## Stored data
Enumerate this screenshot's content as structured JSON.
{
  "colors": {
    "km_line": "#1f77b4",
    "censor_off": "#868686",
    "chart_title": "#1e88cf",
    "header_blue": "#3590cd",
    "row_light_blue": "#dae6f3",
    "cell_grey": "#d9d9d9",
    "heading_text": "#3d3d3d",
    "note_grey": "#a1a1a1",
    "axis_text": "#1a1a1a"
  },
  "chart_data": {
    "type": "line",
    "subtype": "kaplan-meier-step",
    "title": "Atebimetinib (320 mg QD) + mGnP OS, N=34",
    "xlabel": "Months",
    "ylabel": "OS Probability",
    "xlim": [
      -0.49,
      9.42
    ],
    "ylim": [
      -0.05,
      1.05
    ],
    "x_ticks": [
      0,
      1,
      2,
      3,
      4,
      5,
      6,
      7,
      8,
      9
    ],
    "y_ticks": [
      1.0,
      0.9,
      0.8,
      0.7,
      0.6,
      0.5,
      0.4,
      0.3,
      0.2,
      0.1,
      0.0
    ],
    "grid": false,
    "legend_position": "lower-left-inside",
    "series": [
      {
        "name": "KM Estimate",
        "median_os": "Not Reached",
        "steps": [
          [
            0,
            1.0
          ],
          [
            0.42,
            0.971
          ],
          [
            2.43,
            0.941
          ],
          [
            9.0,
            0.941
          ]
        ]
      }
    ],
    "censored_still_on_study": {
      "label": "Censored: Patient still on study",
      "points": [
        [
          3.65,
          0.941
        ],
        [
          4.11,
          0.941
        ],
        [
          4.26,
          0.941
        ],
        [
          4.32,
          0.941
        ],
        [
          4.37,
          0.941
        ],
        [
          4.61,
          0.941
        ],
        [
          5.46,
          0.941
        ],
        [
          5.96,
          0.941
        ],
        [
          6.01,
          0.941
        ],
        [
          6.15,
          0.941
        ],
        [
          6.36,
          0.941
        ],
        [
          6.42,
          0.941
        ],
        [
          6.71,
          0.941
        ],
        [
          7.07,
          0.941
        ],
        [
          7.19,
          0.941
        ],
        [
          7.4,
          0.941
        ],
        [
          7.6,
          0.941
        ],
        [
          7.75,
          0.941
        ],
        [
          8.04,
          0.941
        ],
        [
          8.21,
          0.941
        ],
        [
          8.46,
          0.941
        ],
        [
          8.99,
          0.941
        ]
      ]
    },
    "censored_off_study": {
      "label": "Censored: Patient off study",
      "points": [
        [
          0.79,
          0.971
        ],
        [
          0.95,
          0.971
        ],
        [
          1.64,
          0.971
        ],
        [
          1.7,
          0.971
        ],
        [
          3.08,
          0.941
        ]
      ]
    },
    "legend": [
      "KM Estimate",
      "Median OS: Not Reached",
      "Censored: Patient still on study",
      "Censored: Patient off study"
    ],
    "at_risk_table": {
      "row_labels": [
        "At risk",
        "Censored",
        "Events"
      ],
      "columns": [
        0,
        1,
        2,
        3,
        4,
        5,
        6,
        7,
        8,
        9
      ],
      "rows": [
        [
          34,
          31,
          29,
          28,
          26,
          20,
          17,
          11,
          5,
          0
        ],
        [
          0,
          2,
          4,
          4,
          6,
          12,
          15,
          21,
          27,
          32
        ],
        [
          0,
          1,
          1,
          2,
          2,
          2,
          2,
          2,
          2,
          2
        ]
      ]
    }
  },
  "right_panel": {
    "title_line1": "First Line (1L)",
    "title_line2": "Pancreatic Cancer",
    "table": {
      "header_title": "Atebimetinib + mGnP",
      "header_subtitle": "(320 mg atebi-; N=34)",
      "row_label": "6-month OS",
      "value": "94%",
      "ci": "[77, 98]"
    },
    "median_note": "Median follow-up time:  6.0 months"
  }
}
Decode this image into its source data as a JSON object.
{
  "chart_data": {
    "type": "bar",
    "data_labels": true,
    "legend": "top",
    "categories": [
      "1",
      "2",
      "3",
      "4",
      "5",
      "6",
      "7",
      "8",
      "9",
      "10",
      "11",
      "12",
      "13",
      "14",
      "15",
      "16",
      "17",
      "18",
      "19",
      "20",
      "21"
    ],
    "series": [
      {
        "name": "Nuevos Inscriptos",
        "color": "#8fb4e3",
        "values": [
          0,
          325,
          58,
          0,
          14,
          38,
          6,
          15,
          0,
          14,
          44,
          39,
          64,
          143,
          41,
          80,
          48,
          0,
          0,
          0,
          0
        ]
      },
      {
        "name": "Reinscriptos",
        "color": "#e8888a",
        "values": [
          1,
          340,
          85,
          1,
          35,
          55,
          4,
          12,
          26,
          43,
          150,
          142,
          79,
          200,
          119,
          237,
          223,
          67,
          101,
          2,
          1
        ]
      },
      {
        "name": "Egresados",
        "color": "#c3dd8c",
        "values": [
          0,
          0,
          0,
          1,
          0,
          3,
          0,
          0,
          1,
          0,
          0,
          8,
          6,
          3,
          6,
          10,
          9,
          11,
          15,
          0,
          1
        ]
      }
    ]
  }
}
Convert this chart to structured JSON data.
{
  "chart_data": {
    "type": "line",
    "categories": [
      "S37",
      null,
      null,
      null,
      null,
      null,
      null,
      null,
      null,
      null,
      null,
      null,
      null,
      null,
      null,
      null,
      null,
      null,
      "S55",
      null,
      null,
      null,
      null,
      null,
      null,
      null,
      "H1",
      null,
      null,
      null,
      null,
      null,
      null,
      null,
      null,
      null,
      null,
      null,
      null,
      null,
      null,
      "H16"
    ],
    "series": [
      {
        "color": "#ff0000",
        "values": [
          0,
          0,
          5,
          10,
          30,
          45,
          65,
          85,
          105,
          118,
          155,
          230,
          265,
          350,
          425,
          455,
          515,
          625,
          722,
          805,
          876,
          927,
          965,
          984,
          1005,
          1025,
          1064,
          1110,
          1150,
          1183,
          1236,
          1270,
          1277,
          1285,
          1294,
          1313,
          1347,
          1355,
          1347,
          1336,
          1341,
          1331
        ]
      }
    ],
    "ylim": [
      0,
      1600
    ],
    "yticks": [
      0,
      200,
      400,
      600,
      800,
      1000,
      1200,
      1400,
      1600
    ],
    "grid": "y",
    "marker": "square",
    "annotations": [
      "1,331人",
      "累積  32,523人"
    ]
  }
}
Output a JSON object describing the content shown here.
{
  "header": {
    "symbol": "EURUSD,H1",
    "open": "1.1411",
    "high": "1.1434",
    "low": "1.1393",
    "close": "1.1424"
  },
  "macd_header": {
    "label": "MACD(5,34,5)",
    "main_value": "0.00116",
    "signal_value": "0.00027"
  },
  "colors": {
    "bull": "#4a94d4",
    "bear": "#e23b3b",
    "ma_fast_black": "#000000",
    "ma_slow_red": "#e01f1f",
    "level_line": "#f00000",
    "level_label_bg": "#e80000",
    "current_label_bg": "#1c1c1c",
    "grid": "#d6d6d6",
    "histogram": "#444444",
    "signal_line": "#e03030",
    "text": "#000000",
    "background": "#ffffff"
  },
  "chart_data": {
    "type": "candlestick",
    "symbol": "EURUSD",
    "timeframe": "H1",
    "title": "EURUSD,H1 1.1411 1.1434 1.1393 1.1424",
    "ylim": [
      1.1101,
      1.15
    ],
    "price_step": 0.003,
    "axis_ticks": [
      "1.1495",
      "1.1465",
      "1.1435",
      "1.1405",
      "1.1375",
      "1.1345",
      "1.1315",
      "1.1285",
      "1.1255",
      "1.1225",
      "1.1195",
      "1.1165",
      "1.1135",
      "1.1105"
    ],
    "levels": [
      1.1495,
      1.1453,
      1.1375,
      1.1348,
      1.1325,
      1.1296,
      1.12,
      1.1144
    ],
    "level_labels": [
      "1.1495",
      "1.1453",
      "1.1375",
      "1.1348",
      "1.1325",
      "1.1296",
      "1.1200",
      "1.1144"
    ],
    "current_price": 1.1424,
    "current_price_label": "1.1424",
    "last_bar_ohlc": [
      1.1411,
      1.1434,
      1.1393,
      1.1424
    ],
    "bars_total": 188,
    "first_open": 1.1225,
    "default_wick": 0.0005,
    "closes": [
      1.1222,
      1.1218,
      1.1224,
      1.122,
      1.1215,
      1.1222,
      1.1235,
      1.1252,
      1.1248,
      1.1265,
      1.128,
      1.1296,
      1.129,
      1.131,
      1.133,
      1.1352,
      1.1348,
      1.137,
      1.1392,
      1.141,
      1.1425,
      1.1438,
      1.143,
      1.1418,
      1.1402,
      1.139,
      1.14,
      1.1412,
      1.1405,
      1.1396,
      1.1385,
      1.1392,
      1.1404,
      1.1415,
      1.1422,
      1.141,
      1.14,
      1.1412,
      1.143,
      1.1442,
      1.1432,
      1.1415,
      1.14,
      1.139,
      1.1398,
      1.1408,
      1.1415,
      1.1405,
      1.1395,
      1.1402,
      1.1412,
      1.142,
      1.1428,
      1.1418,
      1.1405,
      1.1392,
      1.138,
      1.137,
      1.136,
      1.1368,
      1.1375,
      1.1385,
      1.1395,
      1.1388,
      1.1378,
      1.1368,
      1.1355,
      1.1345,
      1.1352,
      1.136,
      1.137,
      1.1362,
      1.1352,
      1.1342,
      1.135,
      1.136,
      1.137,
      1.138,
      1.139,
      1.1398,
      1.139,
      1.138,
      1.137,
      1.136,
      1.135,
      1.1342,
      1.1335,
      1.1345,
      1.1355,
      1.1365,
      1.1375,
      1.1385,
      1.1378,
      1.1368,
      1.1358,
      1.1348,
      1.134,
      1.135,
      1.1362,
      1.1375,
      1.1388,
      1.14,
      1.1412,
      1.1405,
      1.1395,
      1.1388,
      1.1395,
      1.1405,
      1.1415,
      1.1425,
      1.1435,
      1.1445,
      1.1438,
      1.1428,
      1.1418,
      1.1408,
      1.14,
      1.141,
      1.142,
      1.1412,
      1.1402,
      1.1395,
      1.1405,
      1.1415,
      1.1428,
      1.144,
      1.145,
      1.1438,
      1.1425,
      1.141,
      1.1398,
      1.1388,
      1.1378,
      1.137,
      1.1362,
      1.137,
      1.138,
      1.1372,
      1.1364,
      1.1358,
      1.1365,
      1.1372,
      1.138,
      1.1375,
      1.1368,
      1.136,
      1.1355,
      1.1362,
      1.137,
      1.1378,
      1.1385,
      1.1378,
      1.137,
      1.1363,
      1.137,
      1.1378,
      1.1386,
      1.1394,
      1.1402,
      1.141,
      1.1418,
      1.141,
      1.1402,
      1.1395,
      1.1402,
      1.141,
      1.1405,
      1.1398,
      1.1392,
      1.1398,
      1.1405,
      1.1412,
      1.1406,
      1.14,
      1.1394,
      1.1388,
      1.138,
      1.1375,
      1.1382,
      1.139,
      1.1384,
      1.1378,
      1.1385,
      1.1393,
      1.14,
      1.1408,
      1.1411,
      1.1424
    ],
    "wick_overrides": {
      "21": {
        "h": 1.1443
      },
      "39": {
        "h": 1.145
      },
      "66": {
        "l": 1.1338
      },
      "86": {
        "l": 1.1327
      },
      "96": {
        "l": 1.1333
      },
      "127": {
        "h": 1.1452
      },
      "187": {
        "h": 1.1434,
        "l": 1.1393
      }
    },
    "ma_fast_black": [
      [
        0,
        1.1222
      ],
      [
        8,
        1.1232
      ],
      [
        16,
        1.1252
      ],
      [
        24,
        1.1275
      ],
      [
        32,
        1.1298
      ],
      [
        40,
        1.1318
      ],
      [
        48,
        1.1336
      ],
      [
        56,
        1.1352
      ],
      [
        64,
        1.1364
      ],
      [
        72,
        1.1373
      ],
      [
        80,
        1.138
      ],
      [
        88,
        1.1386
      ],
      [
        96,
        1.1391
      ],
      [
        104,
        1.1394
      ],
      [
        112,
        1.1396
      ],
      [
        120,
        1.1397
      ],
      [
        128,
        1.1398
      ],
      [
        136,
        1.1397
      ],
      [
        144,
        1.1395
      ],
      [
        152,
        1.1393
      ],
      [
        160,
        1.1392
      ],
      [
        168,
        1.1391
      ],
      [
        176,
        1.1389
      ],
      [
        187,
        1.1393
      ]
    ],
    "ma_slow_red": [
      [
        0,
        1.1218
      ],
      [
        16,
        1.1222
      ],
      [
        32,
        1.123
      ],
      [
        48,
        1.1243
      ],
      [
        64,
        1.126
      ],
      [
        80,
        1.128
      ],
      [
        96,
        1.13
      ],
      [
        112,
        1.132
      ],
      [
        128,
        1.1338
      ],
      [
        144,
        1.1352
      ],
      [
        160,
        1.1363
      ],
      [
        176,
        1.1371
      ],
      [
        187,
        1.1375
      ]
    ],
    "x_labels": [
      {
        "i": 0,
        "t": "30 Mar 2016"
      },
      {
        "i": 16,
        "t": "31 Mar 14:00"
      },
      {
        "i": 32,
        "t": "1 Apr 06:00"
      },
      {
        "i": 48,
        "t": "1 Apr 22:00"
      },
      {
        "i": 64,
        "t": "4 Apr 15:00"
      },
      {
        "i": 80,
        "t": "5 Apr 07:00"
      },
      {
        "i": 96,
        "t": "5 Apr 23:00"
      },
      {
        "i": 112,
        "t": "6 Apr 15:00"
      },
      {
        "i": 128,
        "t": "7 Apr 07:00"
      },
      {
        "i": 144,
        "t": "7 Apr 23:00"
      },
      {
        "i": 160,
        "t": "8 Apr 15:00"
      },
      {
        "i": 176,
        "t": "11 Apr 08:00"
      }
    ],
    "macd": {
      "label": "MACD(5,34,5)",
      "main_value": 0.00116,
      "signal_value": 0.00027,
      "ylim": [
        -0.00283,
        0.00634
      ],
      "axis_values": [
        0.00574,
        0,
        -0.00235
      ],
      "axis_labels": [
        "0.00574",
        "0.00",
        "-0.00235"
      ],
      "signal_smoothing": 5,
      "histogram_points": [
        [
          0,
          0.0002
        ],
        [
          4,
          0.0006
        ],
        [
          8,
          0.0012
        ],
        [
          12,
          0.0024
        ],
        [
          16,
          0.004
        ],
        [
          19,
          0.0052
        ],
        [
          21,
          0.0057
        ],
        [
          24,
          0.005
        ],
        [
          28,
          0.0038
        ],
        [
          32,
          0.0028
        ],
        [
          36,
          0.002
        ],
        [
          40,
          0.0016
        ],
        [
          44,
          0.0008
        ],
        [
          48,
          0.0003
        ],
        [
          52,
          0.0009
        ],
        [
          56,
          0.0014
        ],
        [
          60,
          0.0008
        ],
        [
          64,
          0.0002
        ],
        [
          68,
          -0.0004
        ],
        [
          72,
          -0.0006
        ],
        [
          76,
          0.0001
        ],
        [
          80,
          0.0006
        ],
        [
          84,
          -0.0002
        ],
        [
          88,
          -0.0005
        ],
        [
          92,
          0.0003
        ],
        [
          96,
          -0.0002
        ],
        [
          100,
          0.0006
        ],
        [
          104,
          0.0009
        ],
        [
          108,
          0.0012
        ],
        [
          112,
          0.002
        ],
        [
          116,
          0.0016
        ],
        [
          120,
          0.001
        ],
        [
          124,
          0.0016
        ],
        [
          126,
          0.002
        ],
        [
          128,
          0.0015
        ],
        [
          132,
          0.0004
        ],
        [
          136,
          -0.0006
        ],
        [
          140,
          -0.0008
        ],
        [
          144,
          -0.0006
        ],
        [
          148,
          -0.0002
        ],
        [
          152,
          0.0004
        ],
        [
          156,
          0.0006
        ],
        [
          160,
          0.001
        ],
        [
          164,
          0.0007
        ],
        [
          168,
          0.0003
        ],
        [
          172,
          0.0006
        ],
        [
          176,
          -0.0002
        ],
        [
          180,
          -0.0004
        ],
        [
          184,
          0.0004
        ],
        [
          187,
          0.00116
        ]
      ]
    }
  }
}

## Problem description
Count each line with "object" in it and report that figure by itself.

## Answer for this exercise
2